*YOUR OBJECTIVE*. Check each line of the records for "station"; collect those that have it.

*MATERIALS PROVIDED*.
*****

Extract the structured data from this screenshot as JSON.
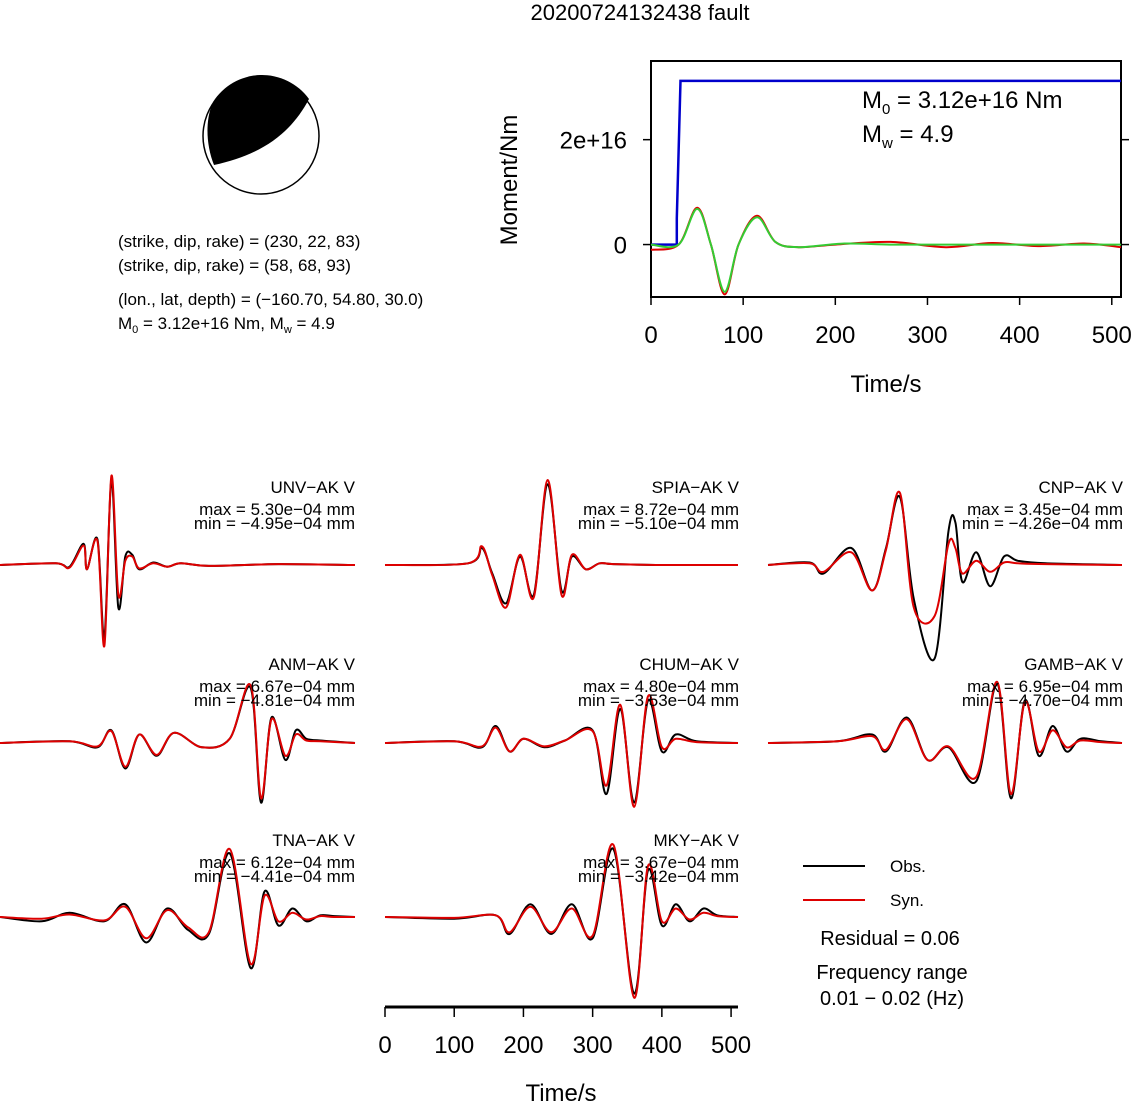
{
  "title": "20200724132438 fault",
  "mechanism": {
    "line1": "(strike, dip, rake) = (230, 22, 83)",
    "line2": "(strike, dip, rake) = (58, 68, 93)",
    "line3": "(lon., lat, depth) = (−160.70, 54.80, 30.0)",
    "m0_label": "M",
    "m0_sub": "0",
    "m0_value": " = 3.12e+16 Nm, M",
    "mw_sub": "w",
    "mw_value": " = 4.9"
  },
  "moment_panel": {
    "ylabel": "Moment/Nm",
    "xlabel": "Time/s",
    "xticks": [
      "0",
      "100",
      "200",
      "300",
      "400",
      "500"
    ],
    "yticks": [
      "0",
      "2e+16"
    ],
    "m0_text": " = 3.12e+16 Nm",
    "mw_text": " = 4.9",
    "m_letter": "M",
    "m0_sub": "0",
    "mw_sub": "w"
  },
  "legend": {
    "obs": "Obs.",
    "syn": "Syn.",
    "residual": "Residual = 0.06",
    "freq_line1": "Frequency range",
    "freq_line2": "0.01 − 0.02 (Hz)"
  },
  "bottom_axis": {
    "xlabel": "Time/s",
    "ticks": [
      "0",
      "100",
      "200",
      "300",
      "400",
      "500"
    ]
  },
  "colors": {
    "observed": "#000000",
    "synthetic": "#dd0000",
    "moment": "#0000cc",
    "green": "#33cc33",
    "beachball_fill": "#000000"
  },
  "chart_data": [
    {
      "type": "line",
      "name": "moment-function",
      "xlabel": "Time/s",
      "ylabel": "Moment/Nm",
      "xlim": [
        0,
        510
      ],
      "ylim": [
        -1e+16,
        3.5e+16
      ],
      "series": [
        {
          "name": "moment",
          "color": "#0000cc",
          "x": [
            0,
            28,
            28,
            32,
            510
          ],
          "y": [
            0,
            0,
            5000000000000000.0,
            3.12e+16,
            3.12e+16
          ]
        },
        {
          "name": "red",
          "color": "#dd0000",
          "x": [
            0,
            30,
            50,
            65,
            80,
            95,
            115,
            135,
            160,
            200,
            260,
            320,
            370,
            420,
            470,
            510
          ],
          "y": [
            -1000000000000000.0,
            0,
            7000000000000000.0,
            0,
            -9500000000000000.0,
            0,
            5500000000000000.0,
            500000000000000.0,
            -500000000000000.0,
            0,
            500000000000000.0,
            -500000000000000.0,
            300000000000000.0,
            -300000000000000.0,
            200000000000000.0,
            -500000000000000.0
          ]
        },
        {
          "name": "green",
          "color": "#33cc33",
          "x": [
            0,
            30,
            50,
            65,
            80,
            95,
            115,
            135,
            160,
            210,
            260,
            320,
            370,
            420,
            470,
            510
          ],
          "y": [
            0,
            0,
            6800000000000000.0,
            0,
            -9000000000000000.0,
            0,
            5200000000000000.0,
            500000000000000.0,
            -500000000000000.0,
            200000000000000.0,
            0,
            0,
            0,
            0,
            0,
            0
          ]
        }
      ]
    },
    {
      "type": "line",
      "station": "UNV−AK V",
      "max": "max = 5.30e−04 mm",
      "min": "min = −4.95e−04 mm",
      "xlim": [
        0,
        510
      ],
      "series": [
        {
          "name": "Obs.",
          "x": [
            0,
            80,
            100,
            120,
            125,
            140,
            150,
            160,
            170,
            180,
            190,
            200,
            220,
            240,
            260,
            300,
            400,
            510
          ],
          "y": [
            0,
            0.02,
            -0.02,
            0.25,
            -0.05,
            0.3,
            -0.85,
            1.0,
            -0.5,
            0.1,
            0.12,
            -0.05,
            0.03,
            -0.02,
            0.02,
            -0.01,
            0.01,
            0
          ]
        },
        {
          "name": "Syn.",
          "x": [
            0,
            80,
            100,
            120,
            125,
            140,
            150,
            160,
            170,
            180,
            190,
            200,
            220,
            240,
            260,
            300,
            400,
            510
          ],
          "y": [
            0,
            0.02,
            -0.03,
            0.23,
            -0.05,
            0.28,
            -0.95,
            1.05,
            -0.35,
            0.05,
            0.1,
            -0.04,
            0.02,
            -0.02,
            0.02,
            -0.01,
            0.01,
            0
          ]
        }
      ]
    },
    {
      "type": "line",
      "station": "SPIA−AK V",
      "max": "max = 8.72e−04 mm",
      "min": "min = −5.10e−04 mm",
      "xlim": [
        0,
        510
      ],
      "series": [
        {
          "name": "Obs.",
          "x": [
            0,
            120,
            140,
            155,
            175,
            195,
            215,
            235,
            255,
            270,
            290,
            310,
            330,
            400,
            510
          ],
          "y": [
            0,
            0.02,
            0.2,
            -0.1,
            -0.45,
            0.1,
            -0.35,
            0.95,
            -0.3,
            0.1,
            -0.05,
            0.02,
            0.01,
            0,
            0
          ]
        },
        {
          "name": "Syn.",
          "x": [
            0,
            120,
            140,
            155,
            175,
            195,
            215,
            235,
            255,
            270,
            290,
            310,
            330,
            400,
            510
          ],
          "y": [
            0,
            0.02,
            0.22,
            -0.12,
            -0.5,
            0.12,
            -0.38,
            1.0,
            -0.35,
            0.12,
            -0.05,
            0.02,
            0.01,
            0,
            0
          ]
        }
      ]
    },
    {
      "type": "line",
      "station": "CNP−AK V",
      "max": "max = 3.45e−04 mm",
      "min": "min = −4.26e−04 mm",
      "xlim": [
        0,
        510
      ],
      "series": [
        {
          "name": "Obs.",
          "x": [
            0,
            60,
            80,
            120,
            150,
            170,
            190,
            210,
            240,
            260,
            270,
            280,
            300,
            320,
            340,
            360,
            400,
            510
          ],
          "y": [
            0,
            0.03,
            -0.1,
            0.2,
            -0.3,
            0.2,
            0.8,
            -0.4,
            -1.1,
            0.4,
            0.5,
            -0.2,
            0.15,
            -0.25,
            0.1,
            0.05,
            0.02,
            0
          ]
        },
        {
          "name": "Syn.",
          "x": [
            0,
            60,
            80,
            120,
            150,
            170,
            190,
            210,
            240,
            260,
            270,
            280,
            300,
            320,
            340,
            360,
            400,
            510
          ],
          "y": [
            0,
            0.02,
            -0.08,
            0.15,
            -0.3,
            0.18,
            0.85,
            -0.5,
            -0.6,
            0.25,
            0.2,
            -0.1,
            0.05,
            -0.08,
            0.03,
            0.02,
            0.01,
            0
          ]
        }
      ]
    },
    {
      "type": "line",
      "station": "ANM−AK V",
      "max": "max = 6.67e−04 mm",
      "min": "min = −4.81e−04 mm",
      "xlim": [
        0,
        510
      ],
      "series": [
        {
          "name": "Obs.",
          "x": [
            0,
            100,
            140,
            160,
            180,
            200,
            225,
            250,
            290,
            330,
            360,
            375,
            390,
            410,
            425,
            440,
            460,
            510
          ],
          "y": [
            0,
            0.02,
            -0.05,
            0.15,
            -0.3,
            0.1,
            -0.15,
            0.12,
            -0.05,
            0.05,
            0.65,
            -0.7,
            0.3,
            -0.2,
            0.15,
            0.05,
            0.03,
            0
          ]
        },
        {
          "name": "Syn.",
          "x": [
            0,
            100,
            140,
            160,
            180,
            200,
            225,
            250,
            290,
            330,
            360,
            375,
            390,
            410,
            425,
            440,
            460,
            510
          ],
          "y": [
            0,
            0.02,
            -0.04,
            0.14,
            -0.28,
            0.1,
            -0.14,
            0.12,
            -0.05,
            0.05,
            0.68,
            -0.65,
            0.28,
            -0.15,
            0.1,
            0.03,
            0.02,
            0
          ]
        }
      ]
    },
    {
      "type": "line",
      "station": "CHUM−AK V",
      "max": "max = 4.80e−04 mm",
      "min": "min = −3.53e−04 mm",
      "xlim": [
        0,
        510
      ],
      "series": [
        {
          "name": "Obs.",
          "x": [
            0,
            100,
            140,
            160,
            180,
            200,
            230,
            260,
            300,
            320,
            340,
            360,
            380,
            400,
            420,
            450,
            510
          ],
          "y": [
            0,
            0.02,
            -0.05,
            0.2,
            -0.1,
            0.05,
            -0.05,
            0.03,
            0.15,
            -0.6,
            0.4,
            -0.7,
            0.5,
            -0.1,
            0.1,
            0.02,
            0
          ]
        },
        {
          "name": "Syn.",
          "x": [
            0,
            100,
            140,
            160,
            180,
            200,
            230,
            260,
            300,
            320,
            340,
            360,
            380,
            400,
            420,
            450,
            510
          ],
          "y": [
            0,
            0.02,
            -0.04,
            0.18,
            -0.1,
            0.05,
            -0.04,
            0.03,
            0.14,
            -0.5,
            0.45,
            -0.75,
            0.55,
            -0.05,
            0.05,
            0.01,
            0
          ]
        }
      ]
    },
    {
      "type": "line",
      "station": "GAMB−AK V",
      "max": "max = 6.95e−04 mm",
      "min": "min = −4.70e−04 mm",
      "xlim": [
        0,
        510
      ],
      "series": [
        {
          "name": "Obs.",
          "x": [
            0,
            100,
            150,
            170,
            200,
            230,
            260,
            300,
            330,
            350,
            370,
            390,
            410,
            430,
            450,
            480,
            510
          ],
          "y": [
            0,
            0.02,
            0.1,
            -0.1,
            0.3,
            -0.2,
            -0.05,
            -0.45,
            0.7,
            -0.65,
            0.5,
            -0.15,
            0.2,
            -0.1,
            0.05,
            0.02,
            0
          ]
        },
        {
          "name": "Syn.",
          "x": [
            0,
            100,
            150,
            170,
            200,
            230,
            260,
            300,
            330,
            350,
            370,
            390,
            410,
            430,
            450,
            480,
            510
          ],
          "y": [
            0,
            0.02,
            0.08,
            -0.08,
            0.28,
            -0.2,
            -0.04,
            -0.4,
            0.72,
            -0.6,
            0.48,
            -0.1,
            0.15,
            -0.05,
            0.03,
            0.01,
            0
          ]
        }
      ]
    },
    {
      "type": "line",
      "station": "TNA−AK V",
      "max": "max = 6.12e−04 mm",
      "min": "min = −4.41e−04 mm",
      "xlim": [
        0,
        510
      ],
      "series": [
        {
          "name": "Obs.",
          "x": [
            0,
            60,
            100,
            150,
            180,
            210,
            240,
            270,
            300,
            330,
            360,
            380,
            400,
            420,
            440,
            460,
            480,
            510
          ],
          "y": [
            0,
            -0.05,
            0.05,
            -0.05,
            0.15,
            -0.3,
            0.1,
            -0.15,
            -0.2,
            0.75,
            -0.6,
            0.3,
            -0.1,
            0.1,
            -0.05,
            0.02,
            0.01,
            0
          ]
        },
        {
          "name": "Syn.",
          "x": [
            0,
            60,
            100,
            150,
            180,
            210,
            240,
            270,
            300,
            330,
            360,
            380,
            400,
            420,
            440,
            460,
            480,
            510
          ],
          "y": [
            0,
            -0.02,
            0.03,
            -0.04,
            0.12,
            -0.25,
            0.08,
            -0.12,
            -0.18,
            0.8,
            -0.55,
            0.25,
            -0.05,
            0.05,
            -0.03,
            0.01,
            0,
            0
          ]
        }
      ]
    },
    {
      "type": "line",
      "station": "MKY−AK V",
      "max": "max = 3.67e−04 mm",
      "min": "min = −3.42e−04 mm",
      "xlim": [
        0,
        510
      ],
      "series": [
        {
          "name": "Obs.",
          "x": [
            0,
            100,
            160,
            180,
            210,
            240,
            270,
            300,
            330,
            360,
            380,
            400,
            420,
            440,
            460,
            480,
            510
          ],
          "y": [
            0,
            -0.02,
            0.02,
            -0.2,
            0.15,
            -0.2,
            0.15,
            -0.25,
            0.8,
            -0.9,
            0.55,
            -0.1,
            0.15,
            -0.05,
            0.1,
            0.02,
            0
          ]
        },
        {
          "name": "Syn.",
          "x": [
            0,
            100,
            160,
            180,
            210,
            240,
            270,
            300,
            330,
            360,
            380,
            400,
            420,
            440,
            460,
            480,
            510
          ],
          "y": [
            0,
            -0.01,
            0.02,
            -0.18,
            0.12,
            -0.18,
            0.1,
            -0.22,
            0.85,
            -0.95,
            0.6,
            -0.05,
            0.1,
            -0.03,
            0.05,
            0.01,
            0
          ]
        }
      ]
    }
  ]
}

*****

*ANSWER FOR THE TASK*.
      "station": "UNV−AK V",
      "station": "SPIA−AK V",
      "station": "CNP−AK V",
      "station": "ANM−AK V",
      "station": "CHUM−AK V",
      "station": "GAMB−AK V",
      "station": "TNA−AK V",
      "station": "MKY−AK V",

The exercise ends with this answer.